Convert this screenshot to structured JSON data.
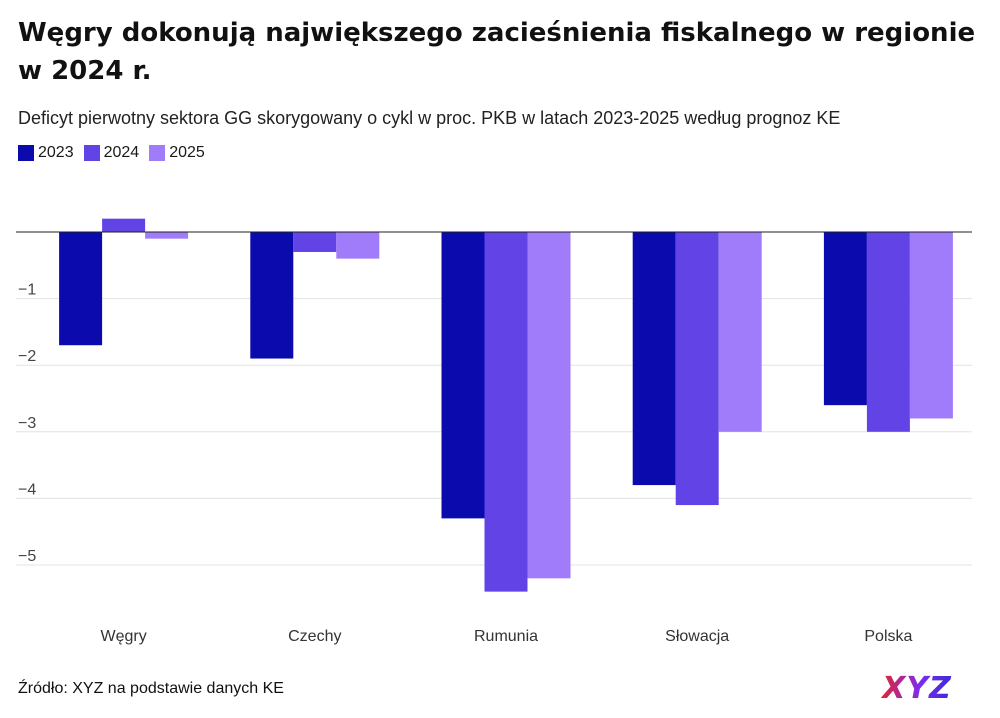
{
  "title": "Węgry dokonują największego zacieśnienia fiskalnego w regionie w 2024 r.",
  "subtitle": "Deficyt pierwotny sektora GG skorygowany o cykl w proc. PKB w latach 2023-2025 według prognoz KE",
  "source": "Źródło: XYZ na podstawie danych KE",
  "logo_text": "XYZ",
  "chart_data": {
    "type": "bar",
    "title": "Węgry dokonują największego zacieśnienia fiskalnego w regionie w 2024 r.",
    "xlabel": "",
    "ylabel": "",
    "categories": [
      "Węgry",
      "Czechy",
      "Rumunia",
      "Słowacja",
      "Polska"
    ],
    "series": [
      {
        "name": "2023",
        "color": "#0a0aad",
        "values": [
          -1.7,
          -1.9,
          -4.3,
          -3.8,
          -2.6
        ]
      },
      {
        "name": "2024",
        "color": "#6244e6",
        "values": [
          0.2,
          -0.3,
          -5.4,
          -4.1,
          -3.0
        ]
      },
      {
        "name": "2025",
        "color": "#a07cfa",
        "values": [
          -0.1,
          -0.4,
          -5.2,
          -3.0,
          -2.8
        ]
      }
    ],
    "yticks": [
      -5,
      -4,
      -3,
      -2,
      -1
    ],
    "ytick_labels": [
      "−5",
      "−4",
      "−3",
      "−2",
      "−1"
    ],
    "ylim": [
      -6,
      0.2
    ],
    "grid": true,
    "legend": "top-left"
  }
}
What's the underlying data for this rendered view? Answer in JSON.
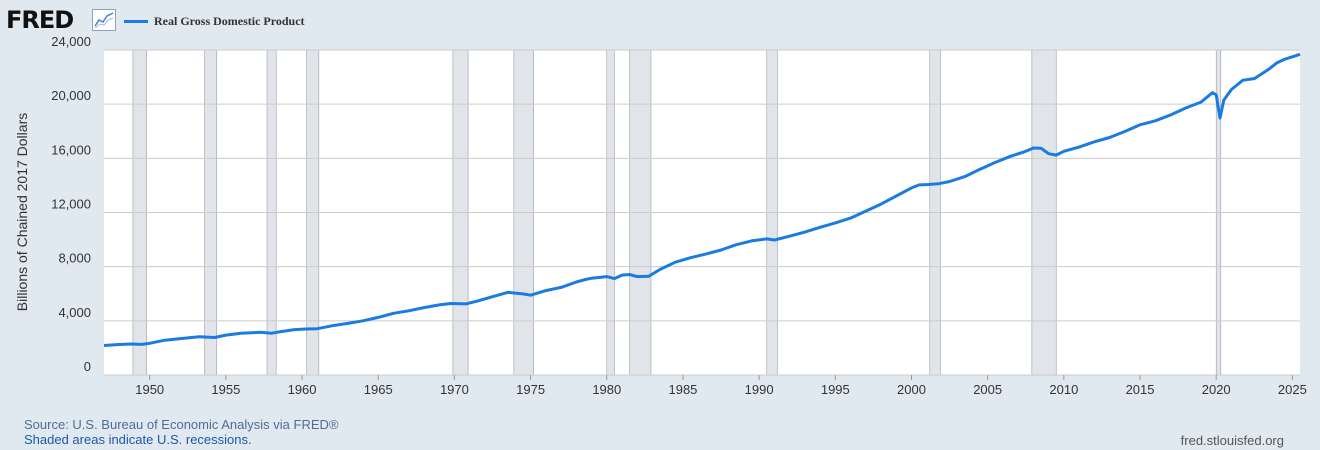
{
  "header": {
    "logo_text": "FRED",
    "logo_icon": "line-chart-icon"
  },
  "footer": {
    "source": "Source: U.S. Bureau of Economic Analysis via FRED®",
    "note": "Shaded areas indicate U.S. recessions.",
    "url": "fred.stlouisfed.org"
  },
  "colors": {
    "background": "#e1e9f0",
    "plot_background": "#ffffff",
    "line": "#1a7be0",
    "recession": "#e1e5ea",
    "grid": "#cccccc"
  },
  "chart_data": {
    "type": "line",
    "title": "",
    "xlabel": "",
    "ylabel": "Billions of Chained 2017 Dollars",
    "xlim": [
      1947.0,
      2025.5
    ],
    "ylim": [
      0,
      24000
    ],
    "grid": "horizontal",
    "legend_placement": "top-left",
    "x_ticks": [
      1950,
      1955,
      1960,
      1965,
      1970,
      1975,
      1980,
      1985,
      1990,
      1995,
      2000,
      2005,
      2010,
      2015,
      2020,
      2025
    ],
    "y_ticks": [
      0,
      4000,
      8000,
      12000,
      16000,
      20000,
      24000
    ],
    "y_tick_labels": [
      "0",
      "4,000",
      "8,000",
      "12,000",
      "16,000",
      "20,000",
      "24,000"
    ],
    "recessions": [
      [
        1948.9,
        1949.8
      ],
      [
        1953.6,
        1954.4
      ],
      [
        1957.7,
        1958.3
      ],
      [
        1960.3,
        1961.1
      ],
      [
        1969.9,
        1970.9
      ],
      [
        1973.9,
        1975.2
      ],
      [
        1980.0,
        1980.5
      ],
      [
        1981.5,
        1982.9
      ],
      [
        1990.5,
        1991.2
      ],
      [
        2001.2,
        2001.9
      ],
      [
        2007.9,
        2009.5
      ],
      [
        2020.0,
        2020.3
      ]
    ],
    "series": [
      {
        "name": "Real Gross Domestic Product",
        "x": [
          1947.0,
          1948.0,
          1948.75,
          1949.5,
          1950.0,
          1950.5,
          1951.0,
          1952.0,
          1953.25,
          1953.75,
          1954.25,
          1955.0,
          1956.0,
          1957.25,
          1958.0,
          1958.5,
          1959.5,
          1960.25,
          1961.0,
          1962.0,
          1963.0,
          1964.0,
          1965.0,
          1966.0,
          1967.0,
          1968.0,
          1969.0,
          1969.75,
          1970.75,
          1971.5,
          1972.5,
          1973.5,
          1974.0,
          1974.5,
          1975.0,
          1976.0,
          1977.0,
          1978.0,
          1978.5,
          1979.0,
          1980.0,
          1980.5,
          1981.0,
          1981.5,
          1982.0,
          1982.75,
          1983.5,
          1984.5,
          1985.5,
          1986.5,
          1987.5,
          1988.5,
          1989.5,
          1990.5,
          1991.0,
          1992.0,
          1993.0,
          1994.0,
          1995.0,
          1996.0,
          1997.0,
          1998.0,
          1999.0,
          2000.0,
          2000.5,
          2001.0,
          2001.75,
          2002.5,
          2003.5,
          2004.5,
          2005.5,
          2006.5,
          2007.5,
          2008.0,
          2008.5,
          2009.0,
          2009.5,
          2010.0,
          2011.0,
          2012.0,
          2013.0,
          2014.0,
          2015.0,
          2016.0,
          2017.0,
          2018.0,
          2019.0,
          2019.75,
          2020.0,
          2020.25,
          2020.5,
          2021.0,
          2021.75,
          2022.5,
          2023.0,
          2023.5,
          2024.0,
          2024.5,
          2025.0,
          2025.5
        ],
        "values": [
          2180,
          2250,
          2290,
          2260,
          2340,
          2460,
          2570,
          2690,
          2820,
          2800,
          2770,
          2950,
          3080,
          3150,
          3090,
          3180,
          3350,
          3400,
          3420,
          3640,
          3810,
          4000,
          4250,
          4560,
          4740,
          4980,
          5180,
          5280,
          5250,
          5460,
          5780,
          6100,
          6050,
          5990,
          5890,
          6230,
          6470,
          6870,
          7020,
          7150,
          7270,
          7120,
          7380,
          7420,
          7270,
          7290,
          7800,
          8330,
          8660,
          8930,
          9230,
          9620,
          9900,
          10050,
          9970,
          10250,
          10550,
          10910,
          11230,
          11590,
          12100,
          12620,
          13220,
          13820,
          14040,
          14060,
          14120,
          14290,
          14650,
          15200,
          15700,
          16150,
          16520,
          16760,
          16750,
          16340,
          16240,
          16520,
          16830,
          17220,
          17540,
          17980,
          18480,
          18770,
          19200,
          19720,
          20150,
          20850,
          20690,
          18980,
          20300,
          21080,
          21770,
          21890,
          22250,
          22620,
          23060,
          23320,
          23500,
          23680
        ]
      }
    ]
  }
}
== == ==
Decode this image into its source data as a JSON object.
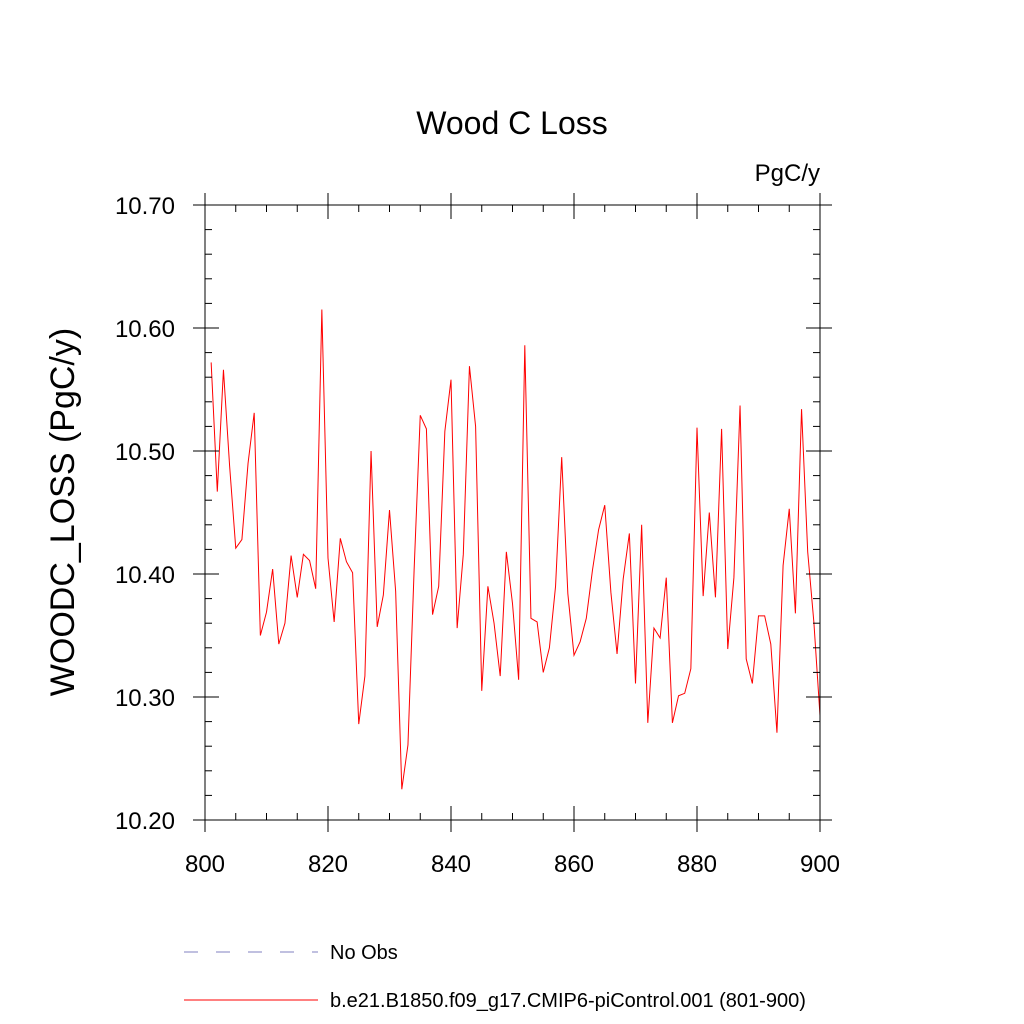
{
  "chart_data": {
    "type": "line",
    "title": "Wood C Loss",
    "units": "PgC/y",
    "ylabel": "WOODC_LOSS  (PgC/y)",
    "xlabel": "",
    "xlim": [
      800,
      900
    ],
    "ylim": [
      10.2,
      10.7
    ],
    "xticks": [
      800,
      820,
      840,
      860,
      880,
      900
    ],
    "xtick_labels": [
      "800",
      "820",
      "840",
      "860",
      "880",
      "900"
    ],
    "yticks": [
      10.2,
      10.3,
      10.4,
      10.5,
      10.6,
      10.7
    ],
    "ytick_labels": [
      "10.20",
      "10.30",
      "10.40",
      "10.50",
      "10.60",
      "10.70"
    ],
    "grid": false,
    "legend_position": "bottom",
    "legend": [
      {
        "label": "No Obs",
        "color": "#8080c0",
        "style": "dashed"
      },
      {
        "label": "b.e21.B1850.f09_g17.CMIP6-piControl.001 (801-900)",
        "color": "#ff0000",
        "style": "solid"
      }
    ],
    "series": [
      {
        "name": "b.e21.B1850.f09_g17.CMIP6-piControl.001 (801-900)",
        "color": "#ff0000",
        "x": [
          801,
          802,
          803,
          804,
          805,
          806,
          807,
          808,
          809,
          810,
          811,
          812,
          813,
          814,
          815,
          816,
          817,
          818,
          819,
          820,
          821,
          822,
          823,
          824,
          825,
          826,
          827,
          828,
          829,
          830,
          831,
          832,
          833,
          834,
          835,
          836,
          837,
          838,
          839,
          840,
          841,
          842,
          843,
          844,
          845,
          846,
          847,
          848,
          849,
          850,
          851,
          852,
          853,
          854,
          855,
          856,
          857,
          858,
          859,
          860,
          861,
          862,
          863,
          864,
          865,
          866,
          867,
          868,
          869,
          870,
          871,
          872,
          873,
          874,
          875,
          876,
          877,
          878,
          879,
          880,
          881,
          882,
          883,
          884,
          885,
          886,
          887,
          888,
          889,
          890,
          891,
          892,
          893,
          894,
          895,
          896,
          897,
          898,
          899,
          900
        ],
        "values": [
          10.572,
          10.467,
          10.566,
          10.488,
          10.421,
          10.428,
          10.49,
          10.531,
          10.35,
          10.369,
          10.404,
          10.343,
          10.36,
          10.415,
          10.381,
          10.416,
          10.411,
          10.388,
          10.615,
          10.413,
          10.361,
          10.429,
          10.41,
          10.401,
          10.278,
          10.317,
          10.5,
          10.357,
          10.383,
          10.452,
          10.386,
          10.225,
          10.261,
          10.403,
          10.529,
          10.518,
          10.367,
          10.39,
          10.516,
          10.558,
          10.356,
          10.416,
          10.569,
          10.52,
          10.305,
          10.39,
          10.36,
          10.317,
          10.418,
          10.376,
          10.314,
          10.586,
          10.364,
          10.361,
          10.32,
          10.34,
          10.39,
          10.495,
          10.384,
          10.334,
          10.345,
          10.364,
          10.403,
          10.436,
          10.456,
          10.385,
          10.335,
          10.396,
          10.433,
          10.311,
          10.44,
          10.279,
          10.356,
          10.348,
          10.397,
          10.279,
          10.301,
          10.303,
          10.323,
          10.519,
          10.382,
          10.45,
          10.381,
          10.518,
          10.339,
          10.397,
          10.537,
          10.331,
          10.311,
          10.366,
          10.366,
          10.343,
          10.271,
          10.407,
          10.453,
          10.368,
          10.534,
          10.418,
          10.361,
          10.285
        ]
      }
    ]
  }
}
== == ==
Look through the material and copy each line that has "JSON".

Convert this screenshot to structured JSON data.
What's the underlying data for this rendered view? Answer in JSON.
Decode this image into its source data as a JSON object.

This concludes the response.